— Description of the task —
Make a tally of the lines in the records that include the string "zoom", and give only that number.

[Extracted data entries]
----------
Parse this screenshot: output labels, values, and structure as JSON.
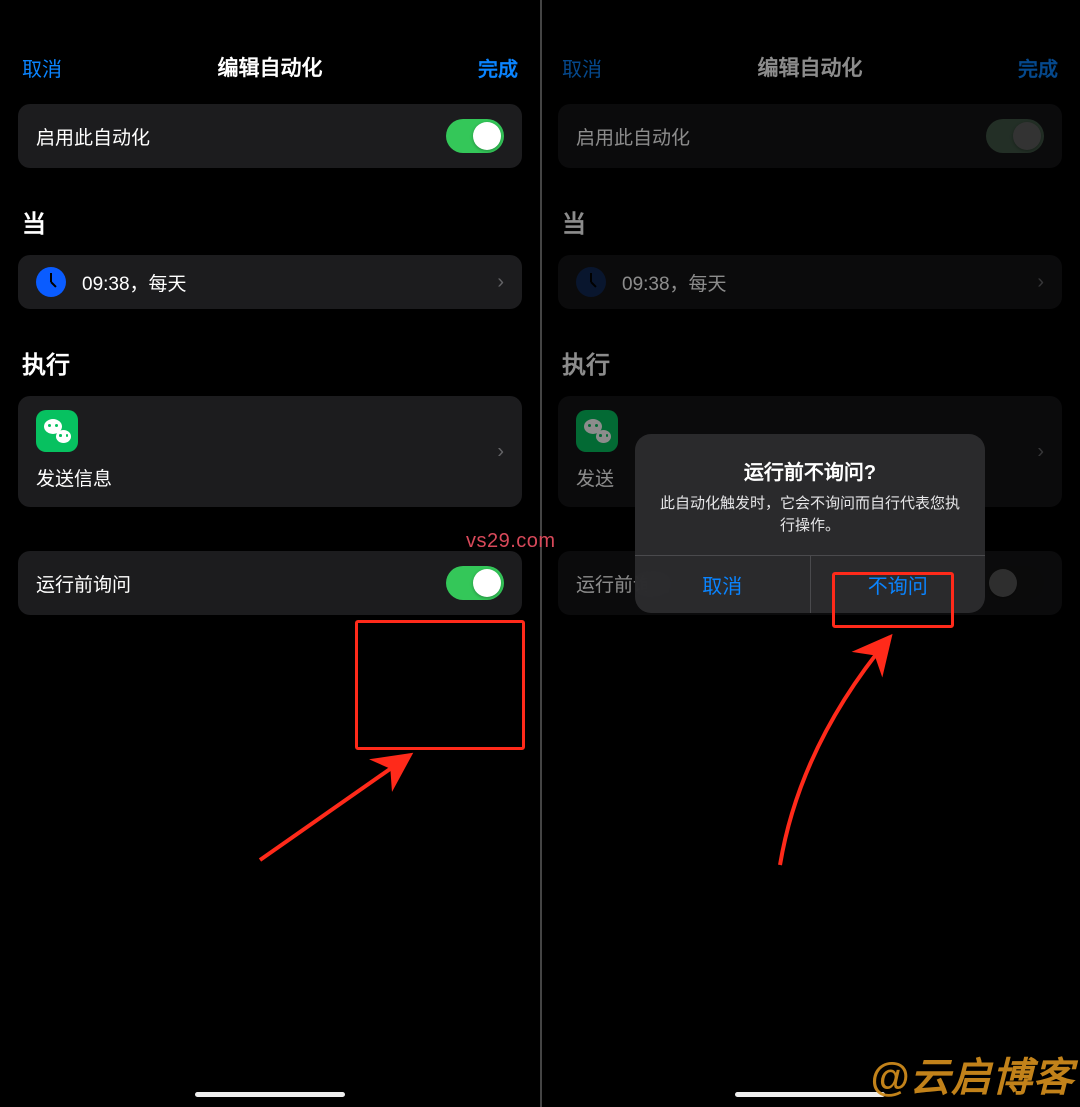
{
  "left": {
    "header": {
      "cancel": "取消",
      "title": "编辑自动化",
      "done": "完成"
    },
    "enable_label": "启用此自动化",
    "when_label": "当",
    "when_text": "09:38，每天",
    "exec_label": "执行",
    "exec_action": "发送信息",
    "ask_label": "运行前询问"
  },
  "right": {
    "header": {
      "cancel": "取消",
      "title": "编辑自动化",
      "done": "完成"
    },
    "enable_label": "启用此自动化",
    "when_label": "当",
    "when_text": "09:38，每天",
    "exec_label": "执行",
    "exec_action_short": "发送",
    "ask_label": "运行前询问",
    "alert": {
      "title": "运行前不询问?",
      "message": "此自动化触发时，它会不询问而自行代表您执行操作。",
      "cancel": "取消",
      "confirm": "不询问"
    }
  },
  "watermark_center": "vs29.com",
  "watermark_corner": "@云启博客"
}
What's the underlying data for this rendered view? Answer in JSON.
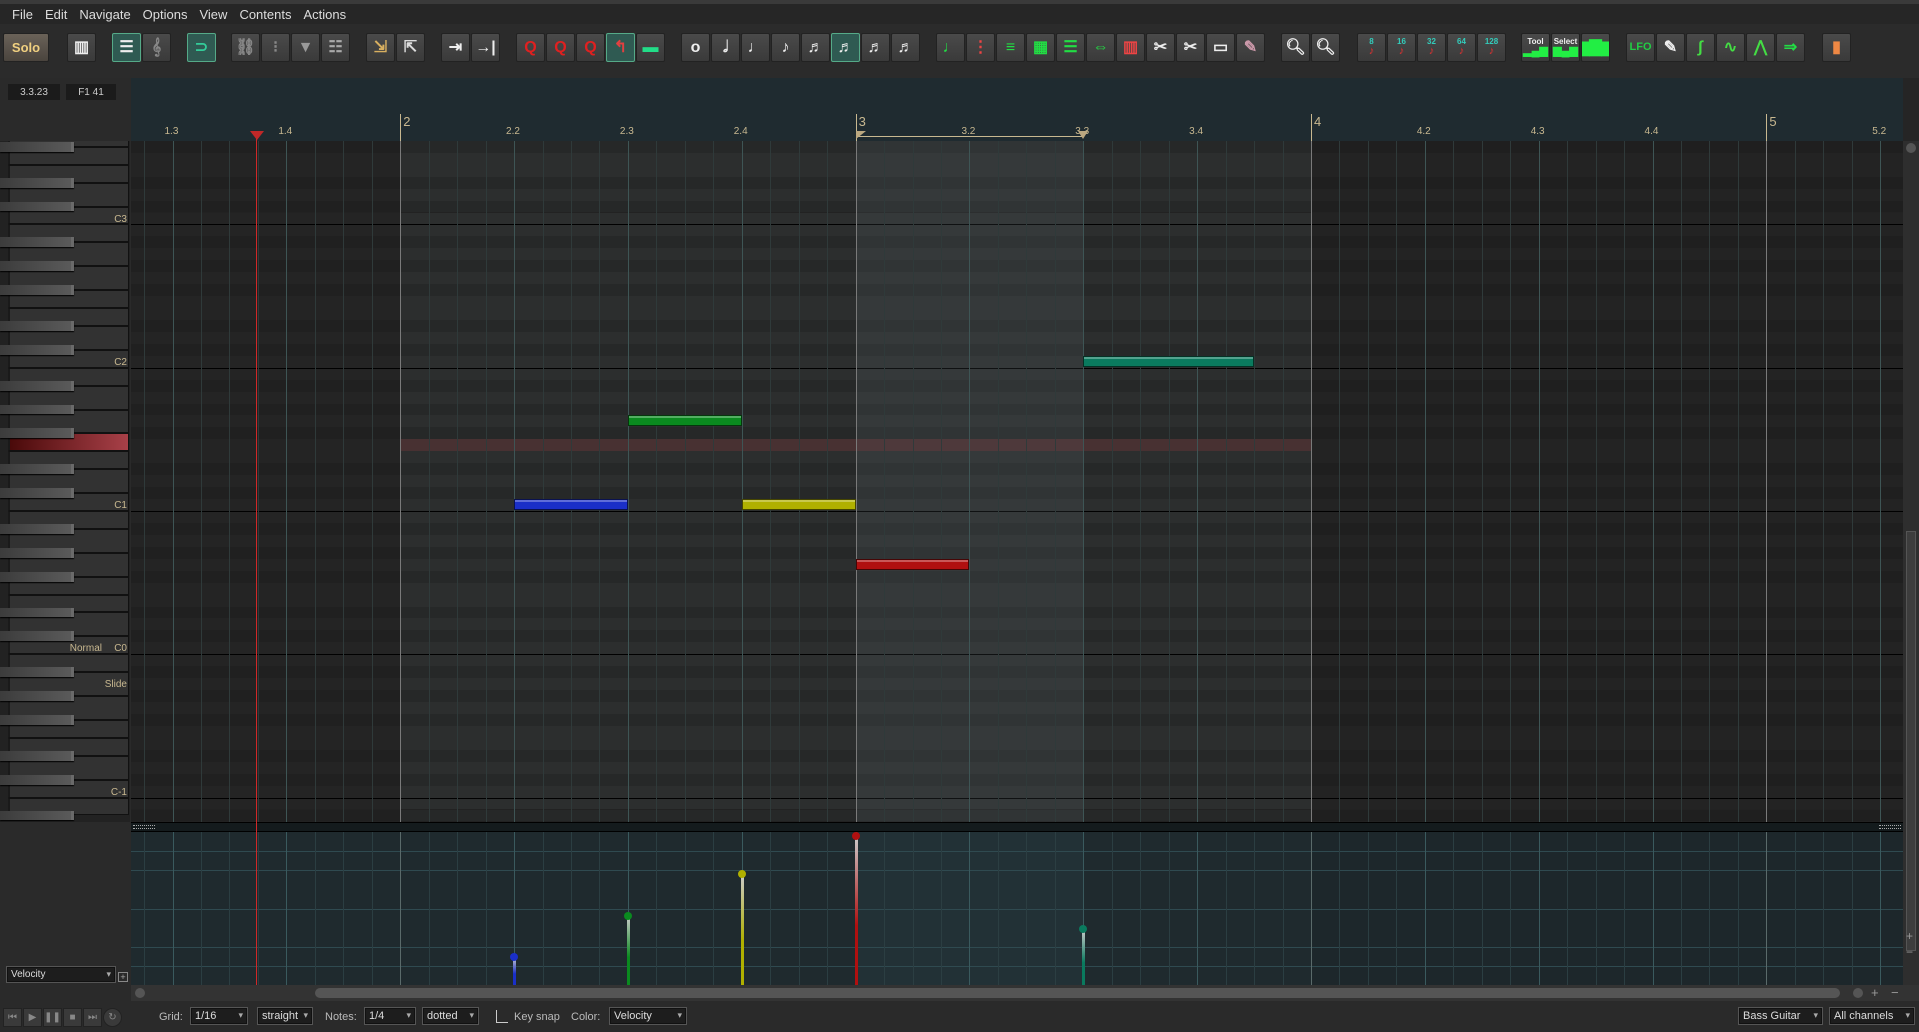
{
  "menu": [
    "File",
    "Edit",
    "Navigate",
    "Options",
    "View",
    "Contents",
    "Actions"
  ],
  "toolbar": {
    "groups": [
      [
        {
          "icon": "solo",
          "label": "Solo"
        }
      ],
      [
        {
          "icon": "piano-roll"
        }
      ],
      [
        {
          "icon": "named-notes",
          "active": true
        },
        {
          "icon": "notation-clef"
        }
      ],
      [
        {
          "icon": "loop-source",
          "active": true
        }
      ],
      [
        {
          "icon": "link"
        },
        {
          "icon": "footsteps"
        },
        {
          "icon": "filter"
        },
        {
          "icon": "event-list"
        }
      ],
      [
        {
          "icon": "import-item"
        },
        {
          "icon": "export-item"
        }
      ],
      [
        {
          "icon": "move-cursor-right"
        },
        {
          "icon": "cursor-to-end"
        }
      ],
      [
        {
          "icon": "quantize"
        },
        {
          "icon": "quantize-groove"
        },
        {
          "icon": "quantize-settings"
        },
        {
          "icon": "unquantize",
          "active": true
        },
        {
          "icon": "stretch"
        }
      ],
      [
        {
          "icon": "whole-note"
        },
        {
          "icon": "half-note"
        },
        {
          "icon": "quarter-note"
        },
        {
          "icon": "eighth-note"
        },
        {
          "icon": "sixteenth-triplet"
        },
        {
          "icon": "sixteenth-note",
          "active": true
        },
        {
          "icon": "thirtysecond-triplet"
        },
        {
          "icon": "thirtysecond-note"
        }
      ],
      [
        {
          "icon": "legato"
        },
        {
          "icon": "select-notes"
        },
        {
          "icon": "arrange-notes"
        },
        {
          "icon": "grid-notes"
        },
        {
          "icon": "stack-notes"
        },
        {
          "icon": "fit-notes"
        },
        {
          "icon": "drum-edit"
        },
        {
          "icon": "cut-red"
        },
        {
          "icon": "cut-green"
        },
        {
          "icon": "razor"
        },
        {
          "icon": "eraser"
        }
      ],
      [
        {
          "icon": "zoom-horizontal"
        },
        {
          "icon": "zoom-auto"
        }
      ],
      [
        {
          "icon": "delete-short-notes",
          "label": "8"
        },
        {
          "icon": "delete-short-notes",
          "label": "16"
        },
        {
          "icon": "delete-short-notes",
          "label": "32"
        },
        {
          "icon": "delete-short-notes",
          "label": "64"
        },
        {
          "icon": "delete-short-notes",
          "label": "128"
        }
      ],
      [
        {
          "icon": "velocity-tool",
          "label": "Tool"
        },
        {
          "icon": "velocity-select",
          "label": "Select"
        },
        {
          "icon": "velocity-bars"
        }
      ],
      [
        {
          "icon": "lfo",
          "label": "LFO"
        },
        {
          "icon": "mouse-pencil"
        },
        {
          "icon": "curve-pencil"
        },
        {
          "icon": "sine-pencil"
        },
        {
          "icon": "ramp-pencil"
        },
        {
          "icon": "route"
        }
      ],
      [
        {
          "icon": "color-map"
        }
      ]
    ]
  },
  "position": {
    "time": "3.3.23",
    "pitch": "F1  41"
  },
  "ruler": {
    "bars": [
      "2",
      "3",
      "4",
      "5"
    ],
    "beats": [
      "1.3",
      "1.4",
      "2.2",
      "2.3",
      "2.4",
      "3.2",
      "3.3",
      "3.4",
      "4.2",
      "4.3",
      "4.4",
      "5.2"
    ]
  },
  "piano": {
    "octave_labels": [
      {
        "pitch": 60,
        "text": "C3"
      },
      {
        "pitch": 48,
        "text": "C2"
      },
      {
        "pitch": 36,
        "text": "C1"
      },
      {
        "pitch": 24,
        "text": "C0"
      },
      {
        "pitch": 12,
        "text": "C-1"
      }
    ],
    "articulation_labels": [
      {
        "pitch": 24,
        "text": "Normal"
      },
      {
        "pitch": 21,
        "text": "Slide"
      }
    ],
    "highlight_pitch": 41,
    "highlight_color": "#9a3a40"
  },
  "notes": [
    {
      "start": "2.2",
      "beats": 1,
      "pitch": 36,
      "name": "C1",
      "velocity": 24,
      "color": "#1a2fc8"
    },
    {
      "start": "2.3",
      "beats": 1,
      "pitch": 43,
      "name": "G1",
      "velocity": 59,
      "color": "#0a8a1f"
    },
    {
      "start": "2.4",
      "beats": 1,
      "pitch": 36,
      "name": "C1",
      "velocity": 95,
      "color": "#b0b000"
    },
    {
      "start": "3.1",
      "beats": 1,
      "pitch": 31,
      "name": "G0",
      "velocity": 127,
      "color": "#b01010"
    },
    {
      "start": "3.3",
      "beats": 1.5,
      "pitch": 48,
      "name": "C2",
      "velocity": 48,
      "color": "#0a7a5e"
    }
  ],
  "item": {
    "start": "2.1",
    "end": "4.1"
  },
  "time_selection": {
    "start": "3.1",
    "end": "3.3"
  },
  "cc_lane": {
    "selected": "Velocity",
    "add_label": "+"
  },
  "bottom": {
    "grid_label": "Grid:",
    "grid_value": "1/16",
    "grid_type": "straight",
    "notes_label": "Notes:",
    "notes_value": "1/4",
    "notes_type": "dotted",
    "key_snap_label": "Key snap",
    "key_snap_checked": false,
    "color_label": "Color:",
    "color_value": "Velocity",
    "track": "Bass Guitar",
    "channels": "All channels"
  }
}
----------
— Exercise solution —
2